[Data records]
— Begin —

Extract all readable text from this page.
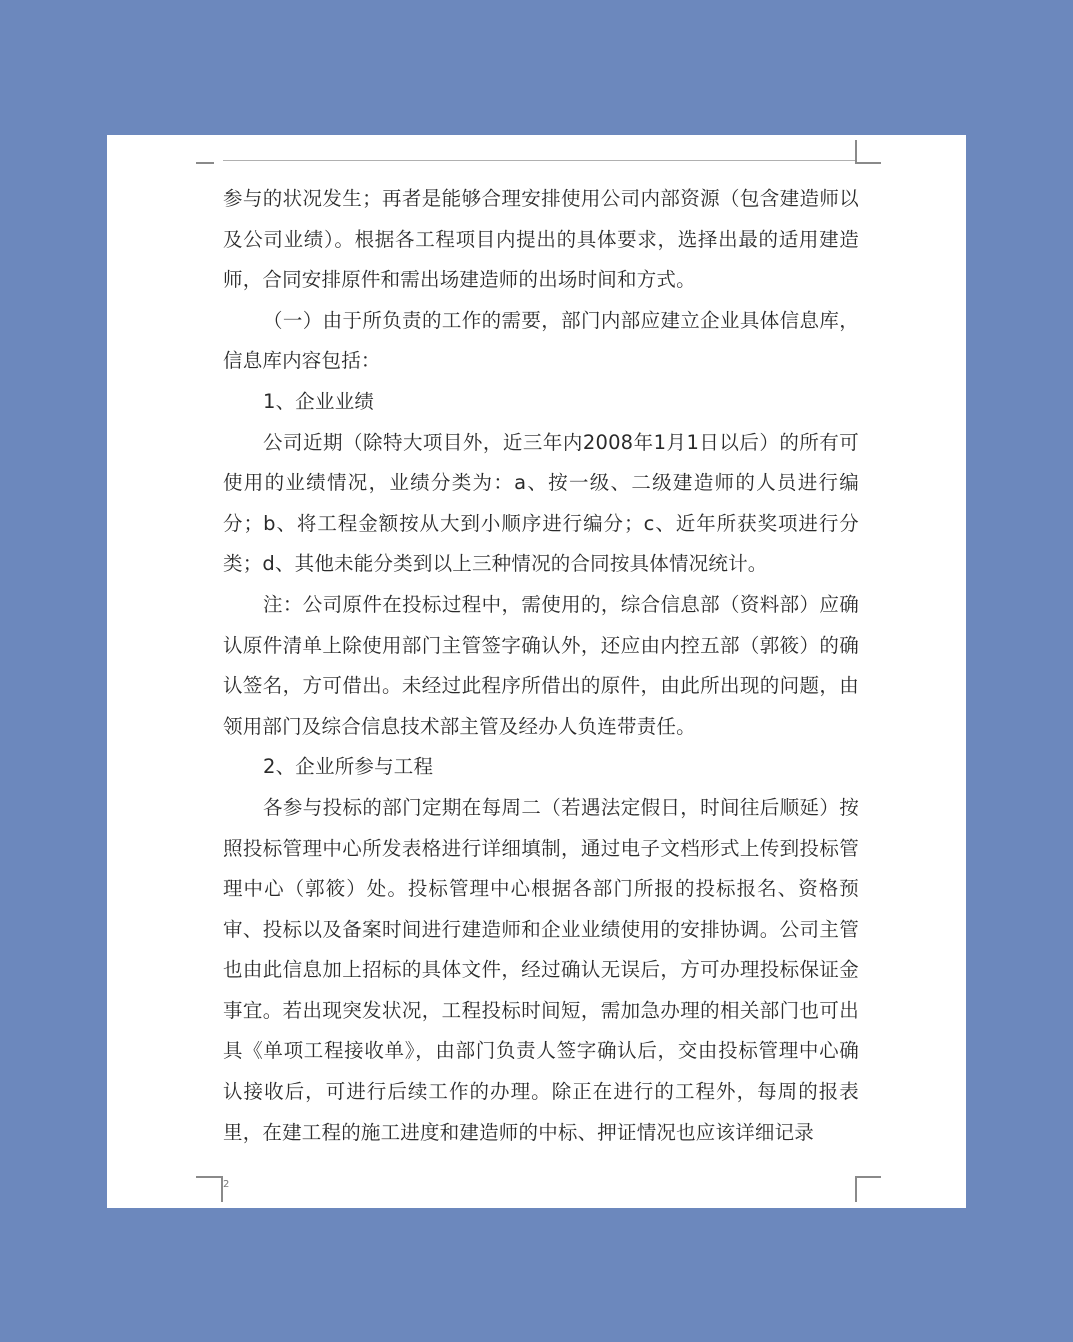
参与的状况发生；再者是能够合理安排使用公司内部资源（包含建造师以及公司业绩）。根据各工程项目内提出的具体要求，选择出最的适用建造师，合同安排原件和需出场建造师的出场时间和方式。

（一）由于所负责的工作的需要，部门内部应建立企业具体信息库，信息库内容包括：

1、企业业绩

公司近期（除特大项目外，近三年内2008年1月1日以后）的所有可使用的业绩情况，业绩分类为：a、按一级、二级建造师的人员进行编分；b、将工程金额按从大到小顺序进行编分；c、近年所获奖项进行分类；d、其他未能分类到以上三种情况的合同按具体情况统计。

注：公司原件在投标过程中，需使用的，综合信息部（资料部）应确认原件清单上除使用部门主管签字确认外，还应由内控五部（郭筱）的确认签名，方可借出。未经过此程序所借出的原件，由此所出现的问题，由领用部门及综合信息技术部主管及经办人负连带责任。

2、企业所参与工程

各参与投标的部门定期在每周二（若遇法定假日，时间往后顺延）按照投标管理中心所发表格进行详细填制，通过电子文档形式上传到投标管理中心（郭筱）处。投标管理中心根据各部门所报的投标报名、资格预审、投标以及备案时间进行建造师和企业业绩使用的安排协调。公司主管也由此信息加上招标的具体文件，经过确认无误后，方可办理投标保证金事宜。若出现突发状况，工程投标时间短，需加急办理的相关部门也可出具《单项工程接收单》，由部门负责人签字确认后，交由投标管理中心确认接收后，可进行后续工作的办理。除正在进行的工程外，每周的报表里，在建工程的施工进度和建造师的中标、押证情况也应该详细记录

2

— End —

**THE PROBLEM:** Return every line of the records exactly as given, pictures excluded.

**COMPLETE OUTPUT:**
Extract all readable text from this page.
参与的状况发生；再者是能够合理安排使用公司内部资源（包含建造师以及公司业绩）。根据各工程项目内提出的具体要求，选择出最的适用建造师，合同安排原件和需出场建造师的出场时间和方式。

（一）由于所负责的工作的需要，部门内部应建立企业具体信息库，信息库内容包括：

1、企业业绩

公司近期（除特大项目外，近三年内2008年1月1日以后）的所有可使用的业绩情况，业绩分类为：a、按一级、二级建造师的人员进行编分；b、将工程金额按从大到小顺序进行编分；c、近年所获奖项进行分类；d、其他未能分类到以上三种情况的合同按具体情况统计。

注：公司原件在投标过程中，需使用的，综合信息部（资料部）应确认原件清单上除使用部门主管签字确认外，还应由内控五部（郭筱）的确认签名，方可借出。未经过此程序所借出的原件，由此所出现的问题，由领用部门及综合信息技术部主管及经办人负连带责任。

2、企业所参与工程

各参与投标的部门定期在每周二（若遇法定假日，时间往后顺延）按照投标管理中心所发表格进行详细填制，通过电子文档形式上传到投标管理中心（郭筱）处。投标管理中心根据各部门所报的投标报名、资格预审、投标以及备案时间进行建造师和企业业绩使用的安排协调。公司主管也由此信息加上招标的具体文件，经过确认无误后，方可办理投标保证金事宜。若出现突发状况，工程投标时间短，需加急办理的相关部门也可出具《单项工程接收单》，由部门负责人签字确认后，交由投标管理中心确认接收后，可进行后续工作的办理。除正在进行的工程外，每周的报表里，在建工程的施工进度和建造师的中标、押证情况也应该详细记录

2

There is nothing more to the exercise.